Stated goal: Without the pictures, set down every line of the data exactly.

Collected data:
=-=-=-=-=
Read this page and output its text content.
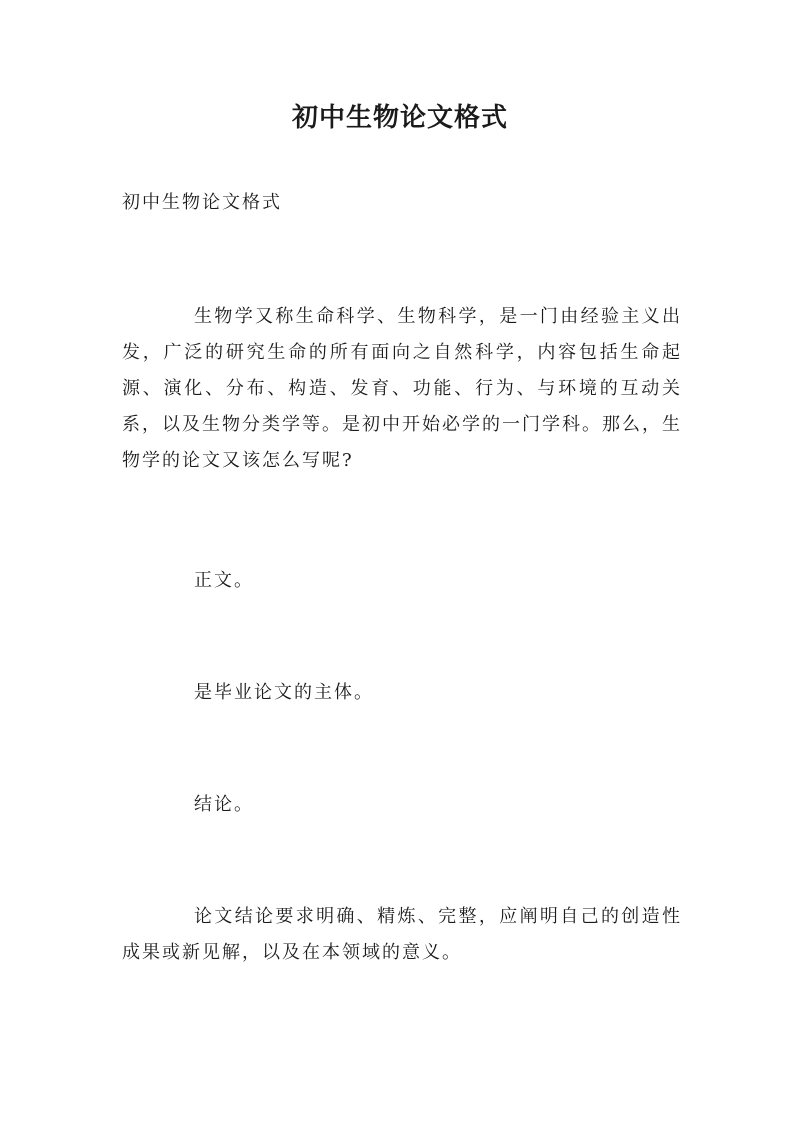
初中生物论文格式

初中生物论文格式

生物学又称生命科学、生物科学，是一门由经验主义出发，广泛的研究生命的所有面向之自然科学，内容包括生命起源、演化、分布、构造、发育、功能、行为、与环境的互动关系，以及生物分类学等。是初中开始必学的一门学科。那么，生物学的论文又该怎么写呢?

正文。

是毕业论文的主体。

结论。

论文结论要求明确、精炼、完整，应阐明自己的创造性成果或新见解，以及在本领域的意义。
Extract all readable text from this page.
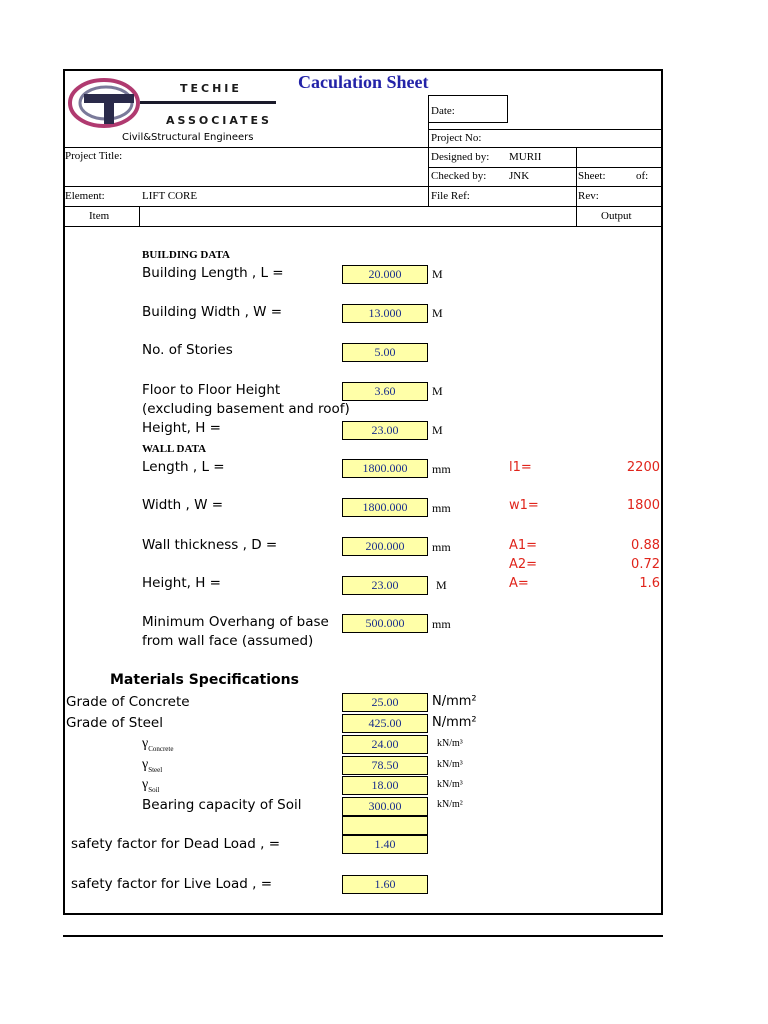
TECHIE
ASSOCIATES
Civil&Structural Engineers
Caculation Sheet
Date:
Project No:
Project Title:	Designed by: MURII
Checked by: JNK	Sheet:	of:
Element:	LIFT CORE	File Ref:	Rev:
Item	Output
BUILDING DATA
Building Length , L =	20.000	M
Building Width , W =	13.000	M
No. of Stories	5.00
Floor to Floor Height
(excluding basement and roof)
3.60	M
Height, H =	23.00	M
WALL DATA
Length , L =	1800.000	mm	l1=	2200
Width , W =	1800.000	mm	w1=	1800
Wall thickness , D =	200.000	mm	A1=	0.88
A2=	0.72
Height, H =	23.00	M	A=	1.6
Minimum Overhang of base
from wall face (assumed)
500.000	mm
Materials Specifications
Grade of Concrete	25.00	N/mm²
Grade of Steel	425.00	N/mm²
$\gamma_{Concrete}$	24.00	kN/m³
$\gamma_{Steel}$	78.50	kN/m³
$\gamma_{Soil}$	18.00	kN/m³
Bearing capacity of Soil	300.00	kN/m²
safety factor for Dead Load , =	1.40
safety factor for Live Load , =	1.60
=-=-=-=-=
Response for this exercise:
Read this page and output its text content.
初中生物论文格式

初中生物论文格式

生物学又称生命科学、生物科学，是一门由经验主义出发，广泛的研究生命的所有面向之自然科学，内容包括生命起源、演化、分布、构造、发育、功能、行为、与环境的互动关系，以及生物分类学等。是初中开始必学的一门学科。那么，生物学的论文又该怎么写呢?

正文。

是毕业论文的主体。

结论。

论文结论要求明确、精炼、完整，应阐明自己的创造性成果或新见解，以及在本领域的意义。
Extract all readable text from this page.
TECHIE
ASSOCIATES
Civil&Structural Engineers
Caculation Sheet
Date:
Project No:
Project Title:	Designed by: MURII
Checked by: JNK	Sheet:	of:
Element:	LIFT CORE	File Ref:	Rev:
Item	Output
BUILDING DATA
Building Length , L =	20.000	M
Building Width , W =	13.000	M
No. of Stories	5.00
Floor to Floor Height
(excluding basement and roof)
3.60	M
Height, H =	23.00	M
WALL DATA
Length , L =	1800.000	mm	l1=	2200
Width , W =	1800.000	mm	w1=	1800
Wall thickness , D =	200.000	mm	A1=	0.88
A2=	0.72
Height, H =	23.00	M	A=	1.6
Minimum Overhang of base
from wall face (assumed)
500.000	mm
Materials Specifications
Grade of Concrete	25.00	N/mm²
Grade of Steel	425.00	N/mm²
$\gamma_{Concrete}$	24.00	kN/m³
$\gamma_{Steel}$	78.50	kN/m³
$\gamma_{Soil}$	18.00	kN/m³
Bearing capacity of Soil	300.00	kN/m²
safety factor for Dead Load , =	1.40
safety factor for Live Load , =	1.60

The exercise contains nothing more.